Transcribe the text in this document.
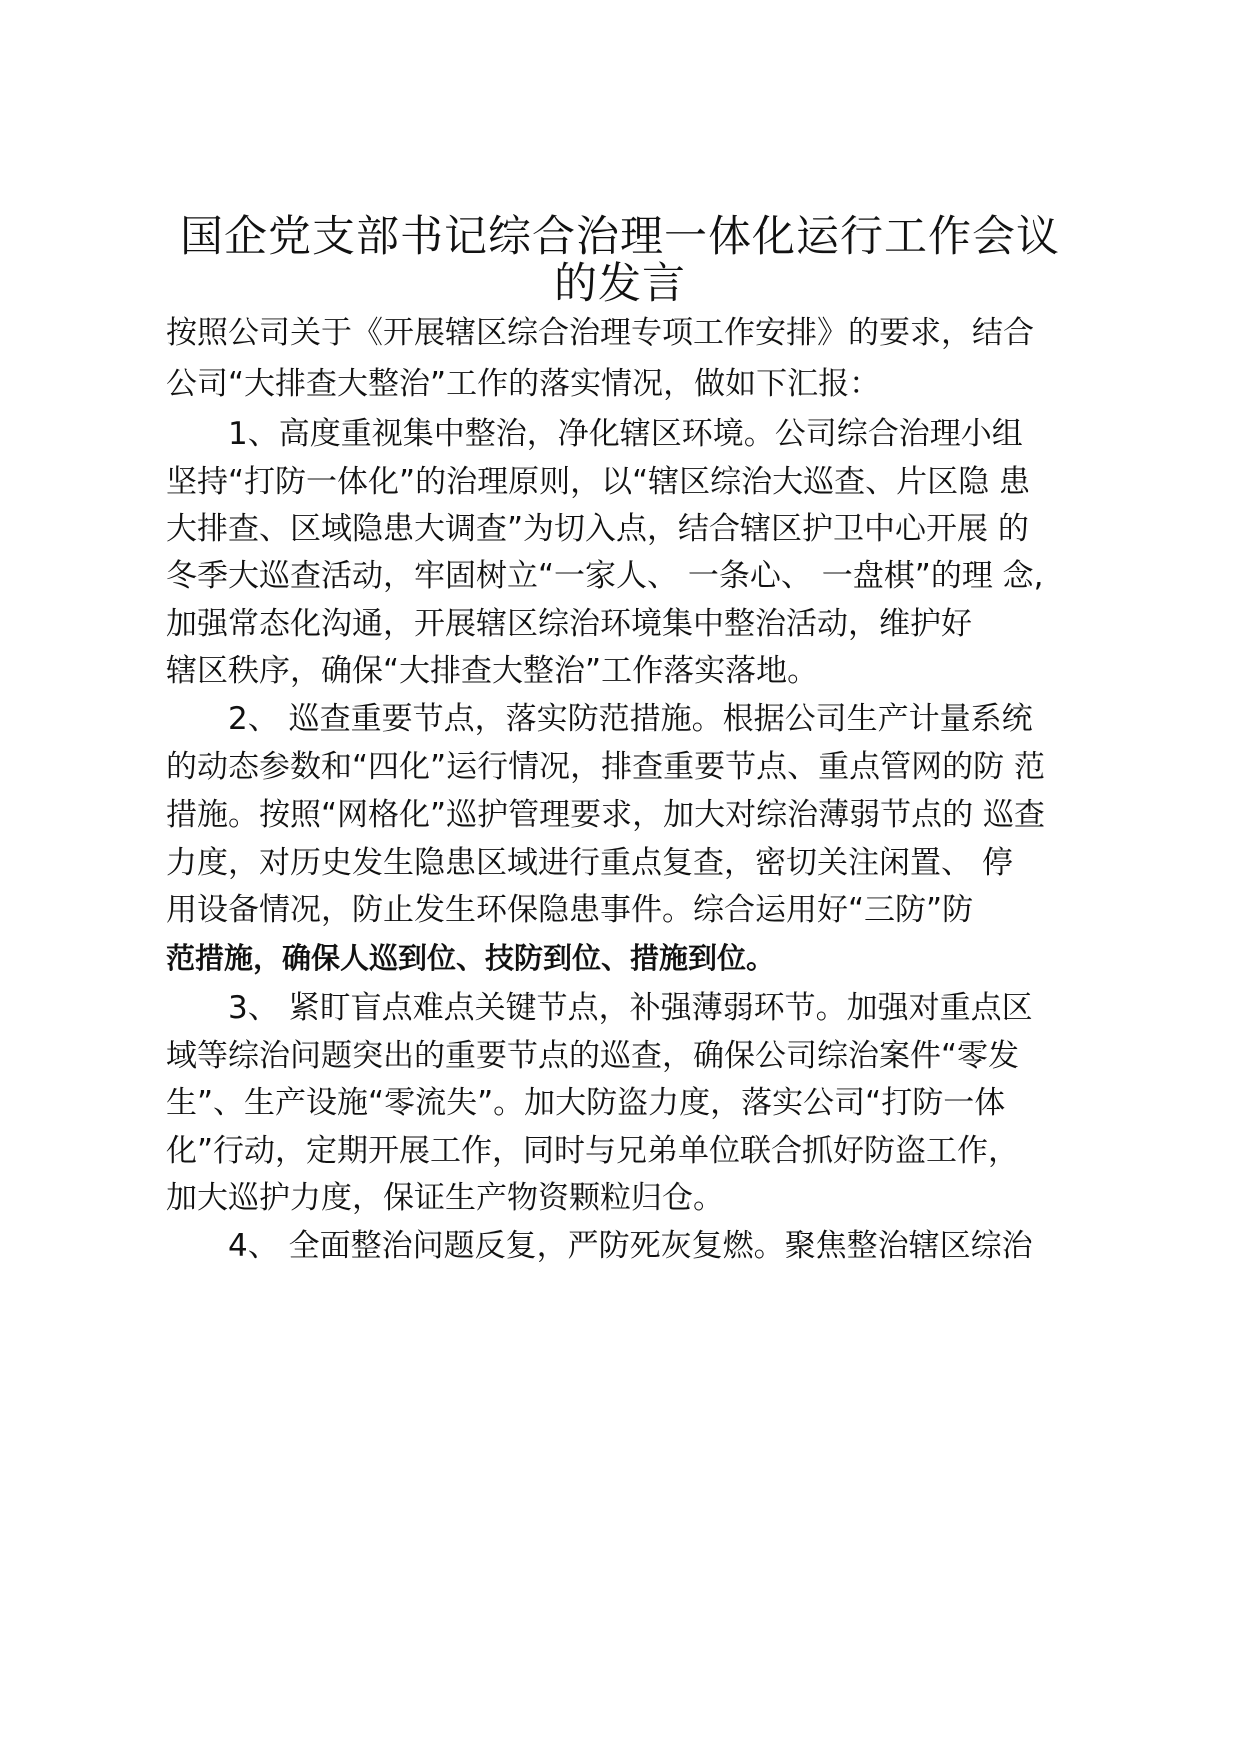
国企党支部书记综合治理一体化运行工作会议
的发言
按照公司关于《开展辖区综合治理专项工作安排》的要求，结合
公司“大排查大整治”工作的落实情况，做如下汇报：
1、高度重视集中整治，净化辖区环境。公司综合治理小组
坚持“打防一体化”的治理原则，以“辖区综治大巡查、片区隐 患
大排查、区域隐患大调查”为切入点，结合辖区护卫中心开展 的
冬季大巡查活动，牢固树立“一家人、 一条心、 一盘棋”的理 念,
加强常态化沟通，开展辖区综治环境集中整治活动，维护好
辖区秩序，确保“大排查大整治”工作落实落地。
2、 巡查重要节点，落实防范措施。根据公司生产计量系统
的动态参数和“四化”运行情况，排查重要节点、重点管网的防 范
措施。按照“网格化”巡护管理要求，加大对综治薄弱节点的 巡查
力度，对历史发生隐患区域进行重点复查，密切关注闲置、 停
用设备情况，防止发生环保隐患事件。综合运用好“三防”防
范措施，确保人巡到位、技防到位、措施到位。
3、 紧盯盲点难点关键节点，补强薄弱环节。加强对重点区
域等综治问题突出的重要节点的巡查，确保公司综治案件“零发
生”、生产设施“零流失”。加大防盗力度，落实公司“打防一体
化”行动，定期开展工作，同时与兄弟单位联合抓好防盗工作，
加大巡护力度，保证生产物资颗粒归仓。
4、 全面整治问题反复，严防死灰复燃。聚焦整治辖区综治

----

Copy out each record shown above without alteration, skipping any picture.

Transcribe the text in this document.
国企党支部书记综合治理一体化运行工作会议
的发言
按照公司关于《开展辖区综合治理专项工作安排》的要求，结合
公司“大排查大整治”工作的落实情况，做如下汇报：
1、高度重视集中整治，净化辖区环境。公司综合治理小组
坚持“打防一体化”的治理原则，以“辖区综治大巡查、片区隐 患
大排查、区域隐患大调查”为切入点，结合辖区护卫中心开展 的
冬季大巡查活动，牢固树立“一家人、 一条心、 一盘棋”的理 念,
加强常态化沟通，开展辖区综治环境集中整治活动，维护好
辖区秩序，确保“大排查大整治”工作落实落地。
2、 巡查重要节点，落实防范措施。根据公司生产计量系统
的动态参数和“四化”运行情况，排查重要节点、重点管网的防 范
措施。按照“网格化”巡护管理要求，加大对综治薄弱节点的 巡查
力度，对历史发生隐患区域进行重点复查，密切关注闲置、 停
用设备情况，防止发生环保隐患事件。综合运用好“三防”防
范措施，确保人巡到位、技防到位、措施到位。
3、 紧盯盲点难点关键节点，补强薄弱环节。加强对重点区
域等综治问题突出的重要节点的巡查，确保公司综治案件“零发
生”、生产设施“零流失”。加大防盗力度，落实公司“打防一体
化”行动，定期开展工作，同时与兄弟单位联合抓好防盗工作，
加大巡护力度，保证生产物资颗粒归仓。
4、 全面整治问题反复，严防死灰复燃。聚焦整治辖区综治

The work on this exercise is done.